--- start of Data entries ---
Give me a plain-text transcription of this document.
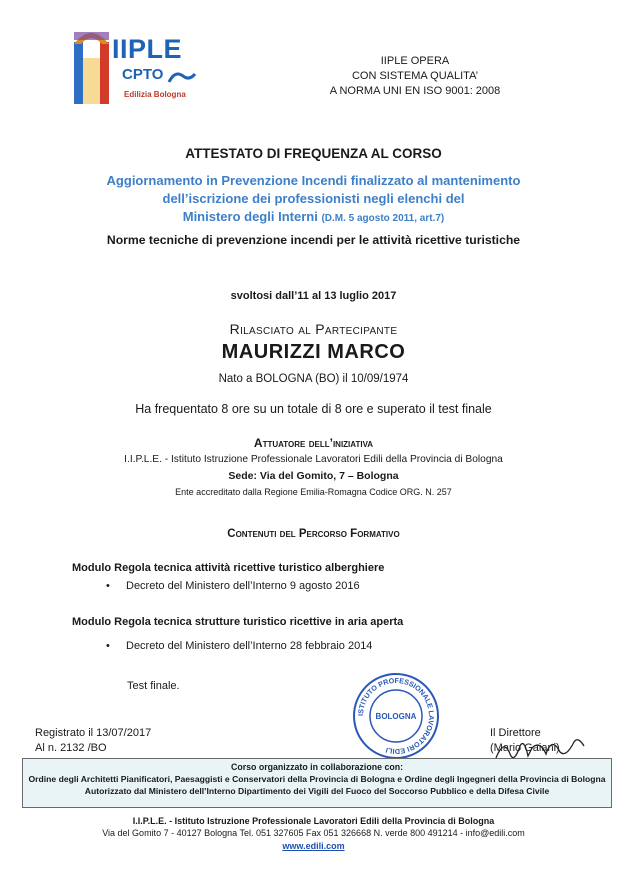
IIPLE
CPTO
Edilizia Bologna
IIPLE OPERA
CON SISTEMA QUALITA’
A NORMA UNI EN ISO 9001: 2008
ATTESTATO DI FREQUENZA AL CORSO
Aggiornamento in Prevenzione Incendi finalizzato al mantenimento
dell’iscrizione dei professionisti negli elenchi del
Ministero degli Interni (D.M. 5 agosto 2011, art.7)
Norme tecniche di prevenzione incendi per le attività ricettive turistiche
svoltosi dall’11 al 13 luglio 2017
Rilasciato al Partecipante
MAURIZZI MARCO
Nato a BOLOGNA (BO) il 10/09/1974
Ha frequentato 8 ore su un totale di 8 ore e superato il test finale
Attuatore dell’iniziativa
I.I.P.L.E. - Istituto Istruzione Professionale Lavoratori Edili della Provincia di Bologna
Sede: Via del Gomito, 7 – Bologna
Ente accreditato dalla Regione Emilia-Romagna Codice ORG. N. 257
Contenuti del Percorso Formativo
Modulo Regola tecnica attività ricettive turistico alberghiere
• Decreto del Ministero dell’Interno 9 agosto 2016
Modulo Regola tecnica strutture turistico ricettive in aria aperta
• Decreto del Ministero dell’Interno 28 febbraio 2014
Test finale.
ISTITUTO PROFESSIONALE LAVORATORI EDILI
BOLOGNA
Registrato il 13/07/2017
Al n. 2132 /BO
Il Direttore
(Mario Gaiani)
Corso organizzato in collaborazione con:
Ordine degli Architetti Pianificatori, Paesaggisti e Conservatori della Provincia di Bologna e Ordine degli Ingegneri della Provincia di Bologna
Autorizzato dal Ministero dell’Interno Dipartimento dei Vigili del Fuoco del Soccorso Pubblico e della Difesa Civile
I.I.P.L.E. - Istituto Istruzione Professionale Lavoratori Edili della Provincia di Bologna
Via del Gomito 7 - 40127 Bologna Tel. 051 327605 Fax 051 326668 N. verde 800 491214 - info@edili.com
www.edili.com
--- end of Data entries ---
■ Objective:
Select, from the listing, all lines that include the word "finale".

■ Response:
Ha frequentato 8 ore su un totale di 8 ore e superato il test finale
Test finale.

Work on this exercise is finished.